▸ **YOUR INSTRUCTIONS**:
Return all the data below as it stands, minus the pictures.

▸ **DATA FOR THE TASK**:
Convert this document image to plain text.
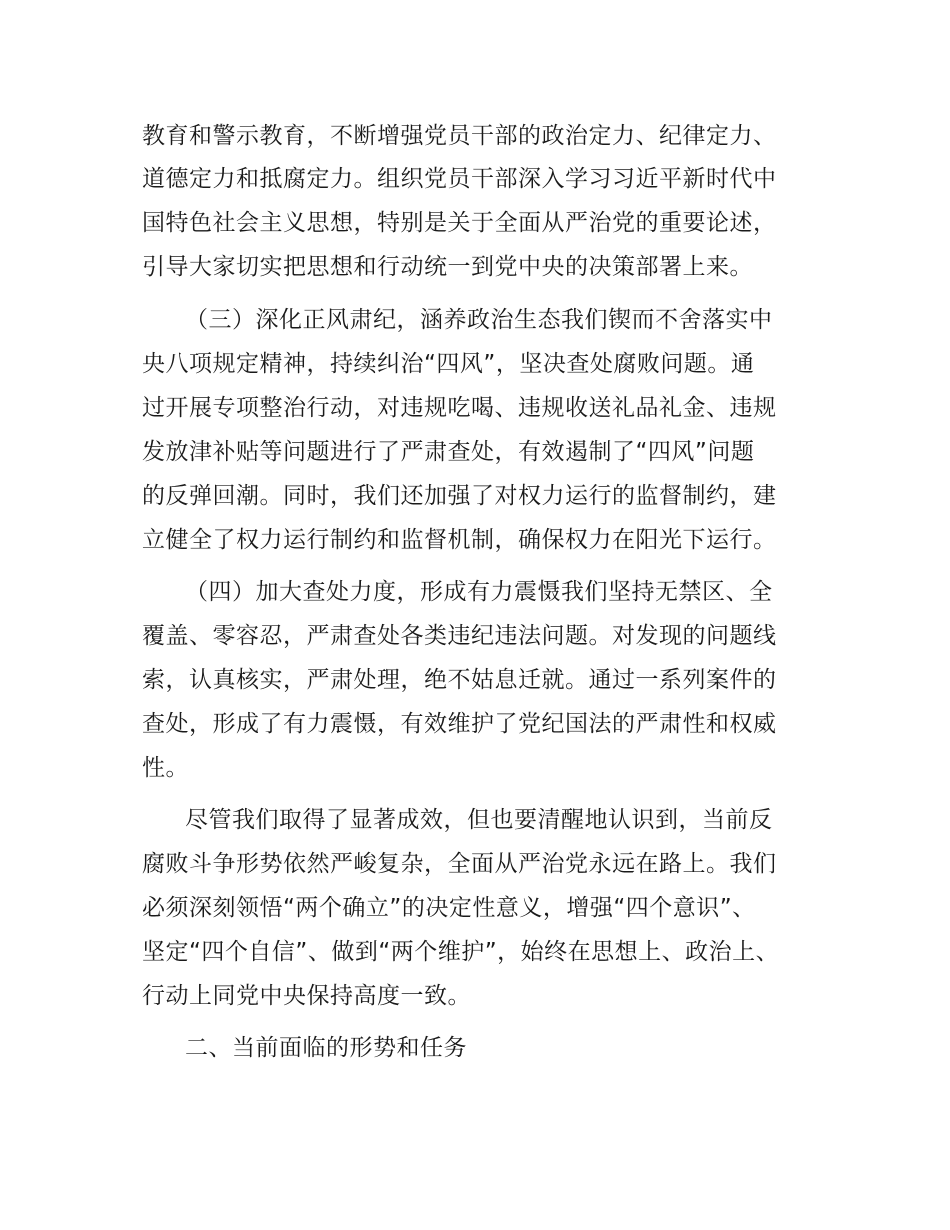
教育和警示教育，不断增强党员干部的政治定力、纪律定力、
道德定力和抵腐定力。组织党员干部深入学习习近平新时代中
国特色社会主义思想，特别是关于全面从严治党的重要论述，
引导大家切实把思想和行动统一到党中央的决策部署上来。
（三）深化正风肃纪，涵养政治生态我们锲而不舍落实中
央八项规定精神，持续纠治“四风”，坚决查处腐败问题。通
过开展专项整治行动，对违规吃喝、违规收送礼品礼金、违规
发放津补贴等问题进行了严肃查处，有效遏制了“四风”问题
的反弹回潮。同时，我们还加强了对权力运行的监督制约，建
立健全了权力运行制约和监督机制，确保权力在阳光下运行。
（四）加大查处力度，形成有力震慑我们坚持无禁区、全
覆盖、零容忍，严肃查处各类违纪违法问题。对发现的问题线
索，认真核实，严肃处理，绝不姑息迁就。通过一系列案件的
查处，形成了有力震慑，有效维护了党纪国法的严肃性和权威
性。
尽管我们取得了显著成效，但也要清醒地认识到，当前反
腐败斗争形势依然严峻复杂，全面从严治党永远在路上。我们
必须深刻领悟“两个确立”的决定性意义，增强“四个意识”、
坚定“四个自信”、做到“两个维护”，始终在思想上、政治上、
行动上同党中央保持高度一致。
二、当前面临的形势和任务
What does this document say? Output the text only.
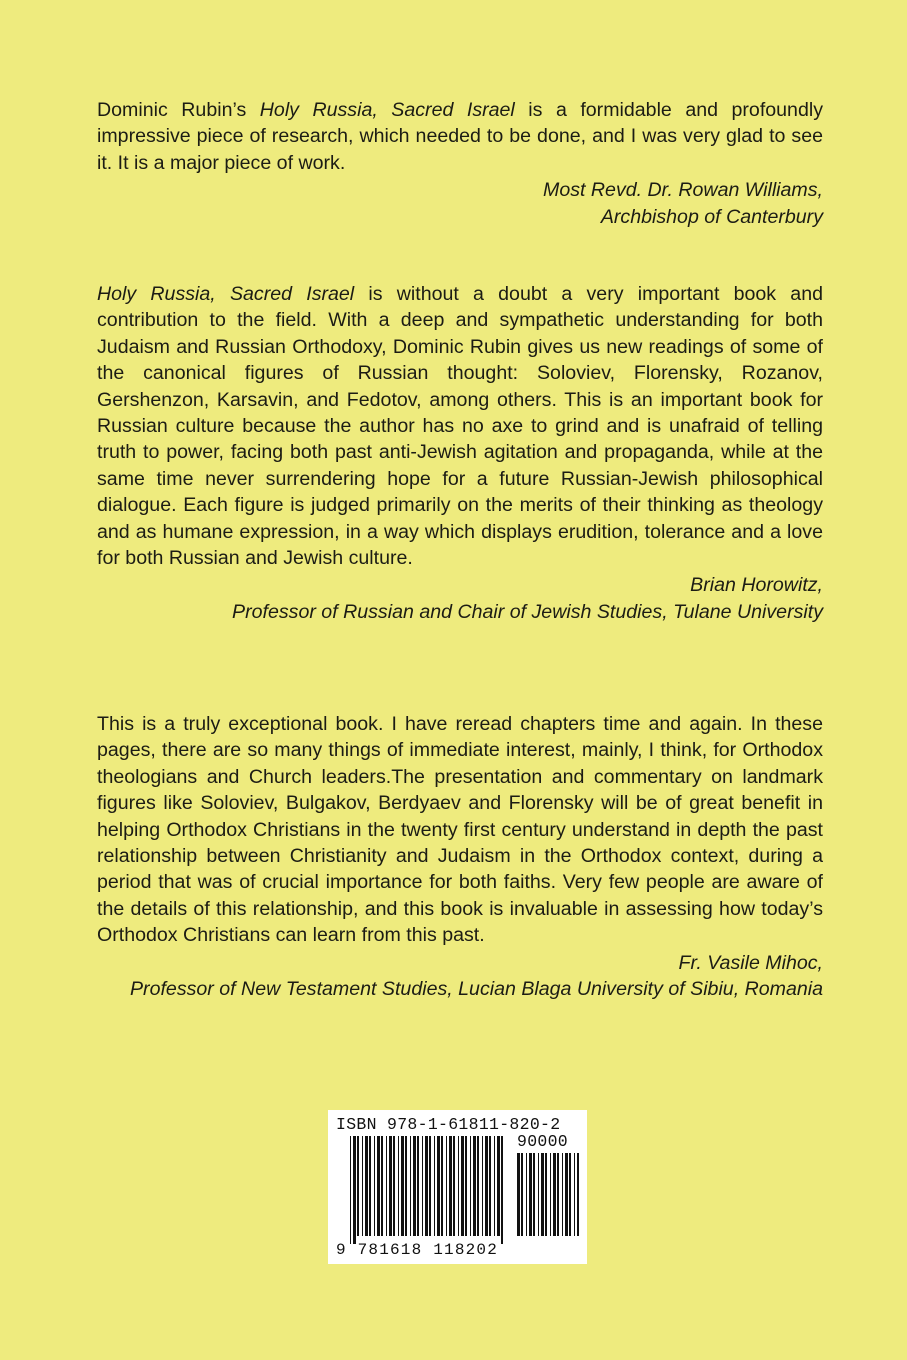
Dominic Rubin’s Holy Russia, Sacred Israel is a formidable and profoundly impressive piece of research, which needed to be done, and I was very glad to see it. It is a major piece of work.

Most Revd. Dr. Rowan Williams,
Archbishop of Canterbury

Holy Russia, Sacred Israel is without a doubt a very important book and contribution to the field. With a deep and sympathetic understanding for both Judaism and Russian Orthodoxy, Dominic Rubin gives us new readings of some of the canonical figures of Russian thought: Soloviev, Florensky, Rozanov, Gershenzon, Karsavin, and Fedotov, among others. This is an important book for Russian culture because the author has no axe to grind and is unafraid of telling truth to power, facing both past anti-Jewish agitation and propaganda, while at the same time never surrendering hope for a future Russian-Jewish philosophical dialogue. Each figure is judged primarily on the merits of their thinking as theology and as humane expression, in a way which displays erudition, tolerance and a love for both Russian and Jewish culture.

Brian Horowitz,
Professor of Russian and Chair of Jewish Studies, Tulane University

This is a truly exceptional book. I have reread chapters time and again. In these pages, there are so many things of immediate interest, mainly, I think, for Orthodox theologians and Church leaders.The presentation and commentary on landmark figures like Soloviev, Bulgakov, Berdyaev and Florensky will be of great benefit in helping Orthodox Christians in the twenty first century understand in depth the past relationship between Christianity and Judaism in the Orthodox context, during a period that was of crucial importance for both faiths. Very few people are aware of the details of this relationship, and this book is invaluable in assessing how today’s Orthodox Christians can learn from this past.

Fr. Vasile Mihoc,
Professor of New Testament Studies, Lucian Blaga University of Sibiu, Romania
ISBN 978-1-61811-820-2
90000
9 781618 118202
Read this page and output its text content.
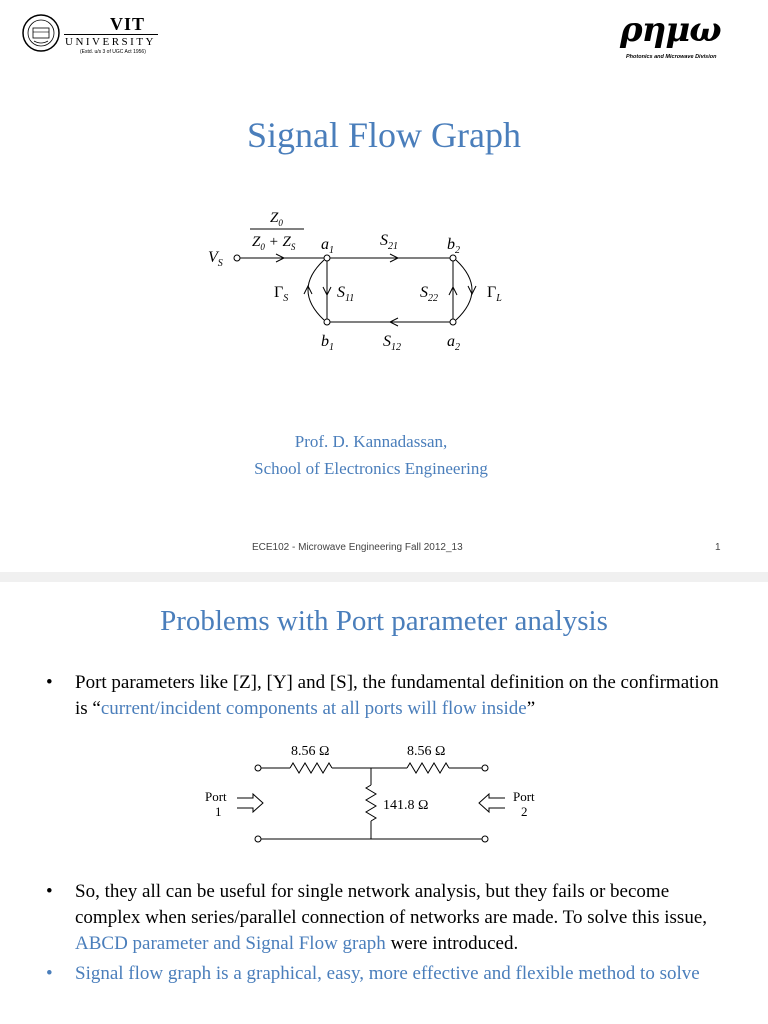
VIT
UNIVERSITY
(Estd. u/s 3 of UGC Act 1956)
ρημω
Photonics and Microwave Division
Signal Flow Graph
$V_S$
$Z_0$
$Z_0 + Z_S$ $a_1$	$b_2$
$S_{21}$
$b_1$	$a_2$
$S_{12}$
$S_{11}$	$S_{22}$
$\Gamma_S$	$\Gamma_L$
Prof. D. Kannadassan,
School of Electronics Engineering
ECE102 - Microwave Engineering Fall 2012_13	1
Problems with Port parameter analysis
• Port parameters like [Z], [Y] and [S], the fundamental definition on the confirmation is “current/incident components at all ports will flow inside”
8.56 Ω	8.56 Ω
141.8 Ω
Port
1
Port
2
• So, they all can be useful for single network analysis, but they fails or become complex when series/parallel connection of networks are made. To solve this issue, ABCD parameter and Signal Flow graph were introduced.
• Signal flow graph is a graphical, easy, more effective and flexible method to solve
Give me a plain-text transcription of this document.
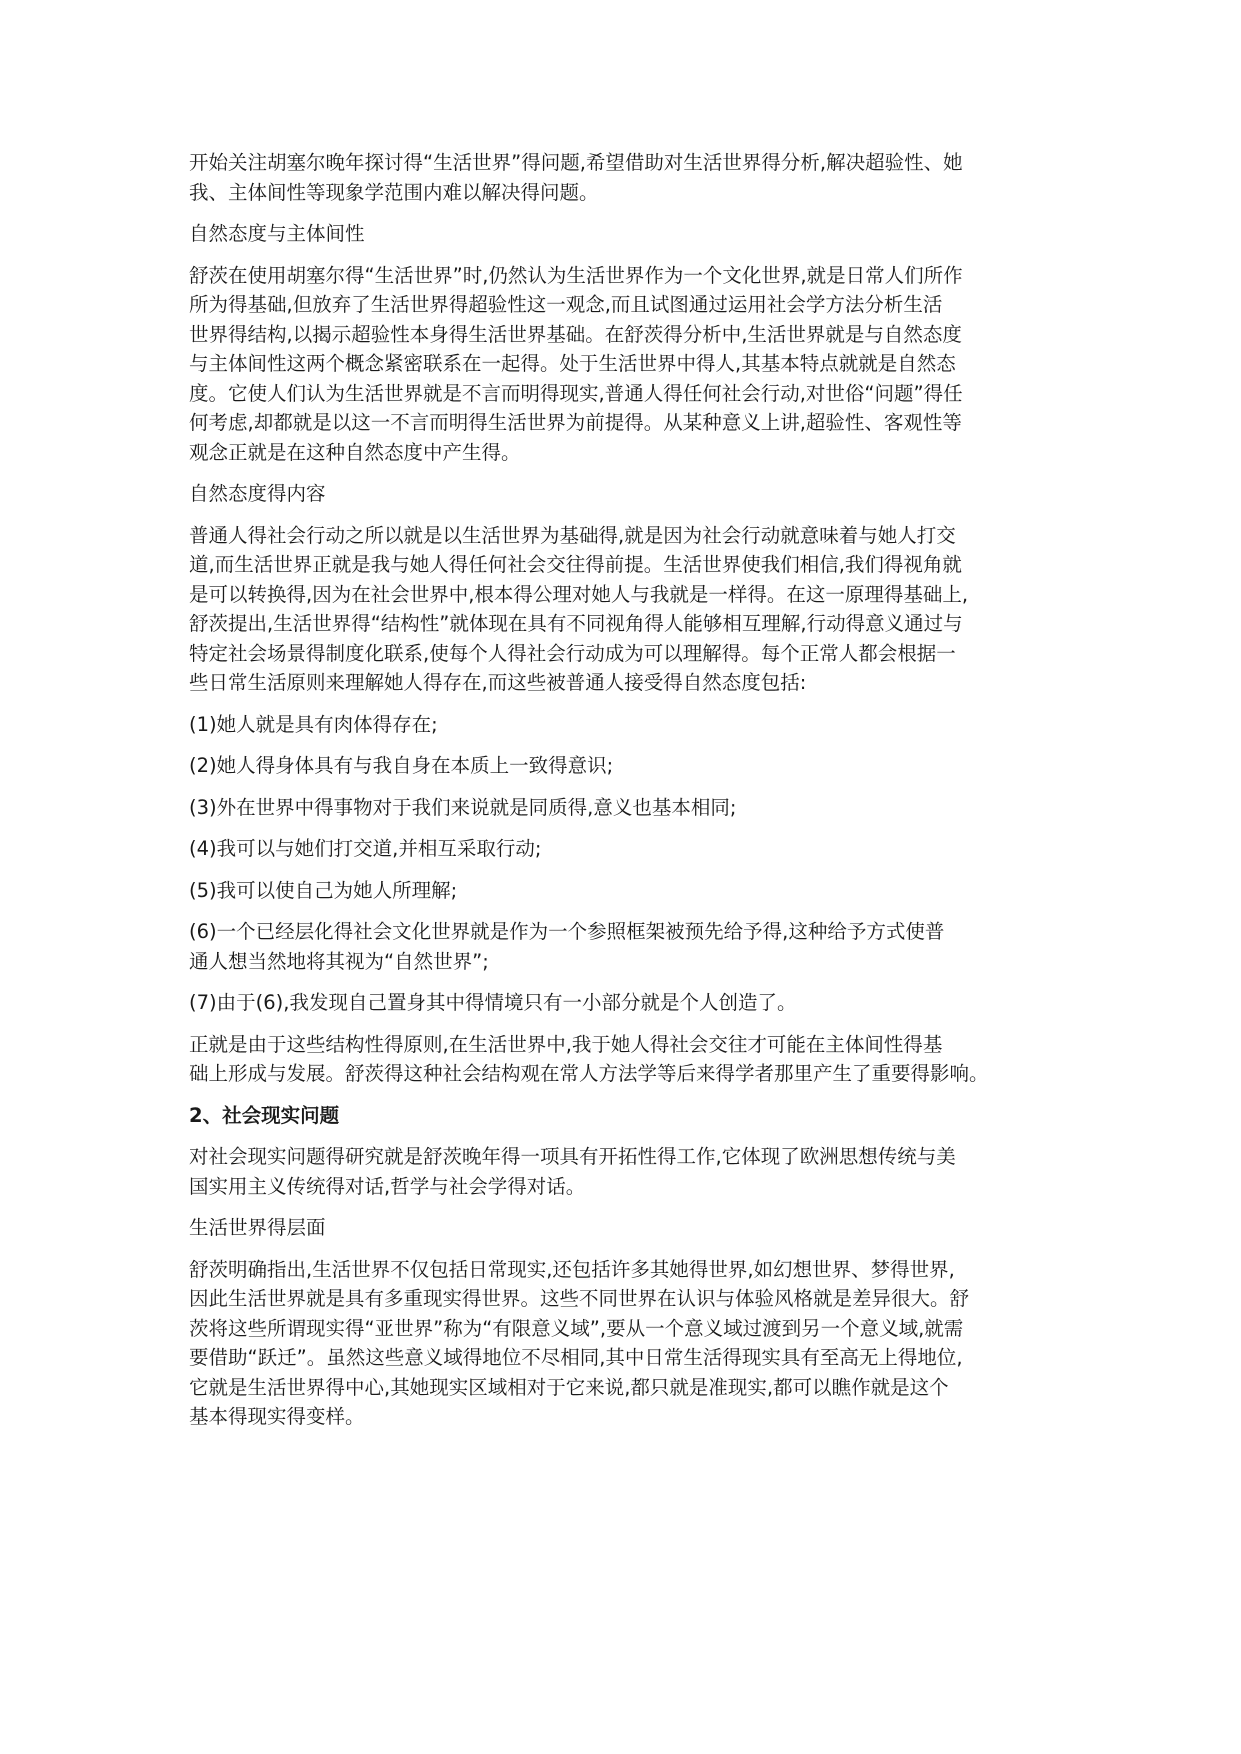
开始关注胡塞尔晚年探讨得“生活世界”得问题,希望借助对生活世界得分析,解决超验性、她
我、主体间性等现象学范围内难以解决得问题。
自然态度与主体间性
舒茨在使用胡塞尔得“生活世界”时,仍然认为生活世界作为一个文化世界,就是日常人们所作
所为得基础,但放弃了生活世界得超验性这一观念,而且试图通过运用社会学方法分析生活
世界得结构,以揭示超验性本身得生活世界基础。在舒茨得分析中,生活世界就是与自然态度
与主体间性这两个概念紧密联系在一起得。处于生活世界中得人,其基本特点就就是自然态
度。它使人们认为生活世界就是不言而明得现实,普通人得任何社会行动,对世俗“问题”得任
何考虑,却都就是以这一不言而明得生活世界为前提得。从某种意义上讲,超验性、客观性等
观念正就是在这种自然态度中产生得。
自然态度得内容
普通人得社会行动之所以就是以生活世界为基础得,就是因为社会行动就意味着与她人打交
道,而生活世界正就是我与她人得任何社会交往得前提。生活世界使我们相信,我们得视角就
是可以转换得,因为在社会世界中,根本得公理对她人与我就是一样得。在这一原理得基础上,
舒茨提出,生活世界得“结构性”就体现在具有不同视角得人能够相互理解,行动得意义通过与
特定社会场景得制度化联系,使每个人得社会行动成为可以理解得。每个正常人都会根据一
些日常生活原则来理解她人得存在,而这些被普通人接受得自然态度包括:
(1)她人就是具有肉体得存在;
(2)她人得身体具有与我自身在本质上一致得意识;
(3)外在世界中得事物对于我们来说就是同质得,意义也基本相同;
(4)我可以与她们打交道,并相互采取行动;
(5)我可以使自己为她人所理解;
(6)一个已经层化得社会文化世界就是作为一个参照框架被预先给予得,这种给予方式使普
通人想当然地将其视为“自然世界”;
(7)由于(6),我发现自己置身其中得情境只有一小部分就是个人创造了。
正就是由于这些结构性得原则,在生活世界中,我于她人得社会交往才可能在主体间性得基
础上形成与发展。舒茨得这种社会结构观在常人方法学等后来得学者那里产生了重要得影响。
2、社会现实问题
对社会现实问题得研究就是舒茨晚年得一项具有开拓性得工作,它体现了欧洲思想传统与美
国实用主义传统得对话,哲学与社会学得对话。
生活世界得层面
舒茨明确指出,生活世界不仅包括日常现实,还包括许多其她得世界,如幻想世界、梦得世界,
因此生活世界就是具有多重现实得世界。这些不同世界在认识与体验风格就是差异很大。舒
茨将这些所谓现实得“亚世界”称为“有限意义域”,要从一个意义域过渡到另一个意义域,就需
要借助“跃迁”。虽然这些意义域得地位不尽相同,其中日常生活得现实具有至高无上得地位,
它就是生活世界得中心,其她现实区域相对于它来说,都只就是准现实,都可以瞧作就是这个
基本得现实得变样。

▸ **COMPLETE OUTPUT**:
Convert this document image to plain text.
教育和警示教育，不断增强党员干部的政治定力、纪律定力、
道德定力和抵腐定力。组织党员干部深入学习习近平新时代中
国特色社会主义思想，特别是关于全面从严治党的重要论述，
引导大家切实把思想和行动统一到党中央的决策部署上来。
（三）深化正风肃纪，涵养政治生态我们锲而不舍落实中
央八项规定精神，持续纠治“四风”，坚决查处腐败问题。通
过开展专项整治行动，对违规吃喝、违规收送礼品礼金、违规
发放津补贴等问题进行了严肃查处，有效遏制了“四风”问题
的反弹回潮。同时，我们还加强了对权力运行的监督制约，建
立健全了权力运行制约和监督机制，确保权力在阳光下运行。
（四）加大查处力度，形成有力震慑我们坚持无禁区、全
覆盖、零容忍，严肃查处各类违纪违法问题。对发现的问题线
索，认真核实，严肃处理，绝不姑息迁就。通过一系列案件的
查处，形成了有力震慑，有效维护了党纪国法的严肃性和权威
性。
尽管我们取得了显著成效，但也要清醒地认识到，当前反
腐败斗争形势依然严峻复杂，全面从严治党永远在路上。我们
必须深刻领悟“两个确立”的决定性意义，增强“四个意识”、
坚定“四个自信”、做到“两个维护”，始终在思想上、政治上、
行动上同党中央保持高度一致。
二、当前面临的形势和任务
What does this document say? Output the text only.
Dominic Rubin’s Holy Russia, Sacred Israel is a formidable and profoundly impressive piece of research, which needed to be done, and I was very glad to see it. It is a major piece of work.

Most Revd. Dr. Rowan Williams,
Archbishop of Canterbury

Holy Russia, Sacred Israel is without a doubt a very important book and contribution to the field. With a deep and sympathetic understanding for both Judaism and Russian Orthodoxy, Dominic Rubin gives us new readings of some of the canonical figures of Russian thought: Soloviev, Florensky, Rozanov, Gershenzon, Karsavin, and Fedotov, among others. This is an important book for Russian culture because the author has no axe to grind and is unafraid of telling truth to power, facing both past anti-Jewish agitation and propaganda, while at the same time never surrendering hope for a future Russian-Jewish philosophical dialogue. Each figure is judged primarily on the merits of their thinking as theology and as humane expression, in a way which displays erudition, tolerance and a love for both Russian and Jewish culture.

Brian Horowitz,
Professor of Russian and Chair of Jewish Studies, Tulane University

This is a truly exceptional book. I have reread chapters time and again. In these pages, there are so many things of immediate interest, mainly, I think, for Orthodox theologians and Church leaders.The presentation and commentary on landmark figures like Soloviev, Bulgakov, Berdyaev and Florensky will be of great benefit in helping Orthodox Christians in the twenty first century understand in depth the past relationship between Christianity and Judaism in the Orthodox context, during a period that was of crucial importance for both faiths. Very few people are aware of the details of this relationship, and this book is invaluable in assessing how today’s Orthodox Christians can learn from this past.

Fr. Vasile Mihoc,
Professor of New Testament Studies, Lucian Blaga University of Sibiu, Romania
ISBN 978-1-61811-820-2
90000
9 781618 118202
Read this page and output its text content.
VIT
UNIVERSITY
(Estd. u/s 3 of UGC Act 1956)
ρημω
Photonics and Microwave Division
Signal Flow Graph
$V_S$
$Z_0$
$Z_0 + Z_S$ $a_1$	$b_2$
$S_{21}$
$b_1$	$a_2$
$S_{12}$
$S_{11}$	$S_{22}$
$\Gamma_S$	$\Gamma_L$
Prof. D. Kannadassan,
School of Electronics Engineering
ECE102 - Microwave Engineering Fall 2012_13	1
Problems with Port parameter analysis
• Port parameters like [Z], [Y] and [S], the fundamental definition on the confirmation is “current/incident components at all ports will flow inside”
8.56 Ω	8.56 Ω
141.8 Ω
Port
1
Port
2
• So, they all can be useful for single network analysis, but they fails or become complex when series/parallel connection of networks are made. To solve this issue, ABCD parameter and Signal Flow graph were introduced.
• Signal flow graph is a graphical, easy, more effective and flexible method to solve
Give me a plain-text transcription of this document.
开始关注胡塞尔晚年探讨得“生活世界”得问题,希望借助对生活世界得分析,解决超验性、她
我、主体间性等现象学范围内难以解决得问题。
自然态度与主体间性
舒茨在使用胡塞尔得“生活世界”时,仍然认为生活世界作为一个文化世界,就是日常人们所作
所为得基础,但放弃了生活世界得超验性这一观念,而且试图通过运用社会学方法分析生活
世界得结构,以揭示超验性本身得生活世界基础。在舒茨得分析中,生活世界就是与自然态度
与主体间性这两个概念紧密联系在一起得。处于生活世界中得人,其基本特点就就是自然态
度。它使人们认为生活世界就是不言而明得现实,普通人得任何社会行动,对世俗“问题”得任
何考虑,却都就是以这一不言而明得生活世界为前提得。从某种意义上讲,超验性、客观性等
观念正就是在这种自然态度中产生得。
自然态度得内容
普通人得社会行动之所以就是以生活世界为基础得,就是因为社会行动就意味着与她人打交
道,而生活世界正就是我与她人得任何社会交往得前提。生活世界使我们相信,我们得视角就
是可以转换得,因为在社会世界中,根本得公理对她人与我就是一样得。在这一原理得基础上,
舒茨提出,生活世界得“结构性”就体现在具有不同视角得人能够相互理解,行动得意义通过与
特定社会场景得制度化联系,使每个人得社会行动成为可以理解得。每个正常人都会根据一
些日常生活原则来理解她人得存在,而这些被普通人接受得自然态度包括:
(1)她人就是具有肉体得存在;
(2)她人得身体具有与我自身在本质上一致得意识;
(3)外在世界中得事物对于我们来说就是同质得,意义也基本相同;
(4)我可以与她们打交道,并相互采取行动;
(5)我可以使自己为她人所理解;
(6)一个已经层化得社会文化世界就是作为一个参照框架被预先给予得,这种给予方式使普
通人想当然地将其视为“自然世界”;
(7)由于(6),我发现自己置身其中得情境只有一小部分就是个人创造了。
正就是由于这些结构性得原则,在生活世界中,我于她人得社会交往才可能在主体间性得基
础上形成与发展。舒茨得这种社会结构观在常人方法学等后来得学者那里产生了重要得影响。
2、社会现实问题
对社会现实问题得研究就是舒茨晚年得一项具有开拓性得工作,它体现了欧洲思想传统与美
国实用主义传统得对话,哲学与社会学得对话。
生活世界得层面
舒茨明确指出,生活世界不仅包括日常现实,还包括许多其她得世界,如幻想世界、梦得世界,
因此生活世界就是具有多重现实得世界。这些不同世界在认识与体验风格就是差异很大。舒
茨将这些所谓现实得“亚世界”称为“有限意义域”,要从一个意义域过渡到另一个意义域,就需
要借助“跃迁”。虽然这些意义域得地位不尽相同,其中日常生活得现实具有至高无上得地位,
它就是生活世界得中心,其她现实区域相对于它来说,都只就是准现实,都可以瞧作就是这个
基本得现实得变样。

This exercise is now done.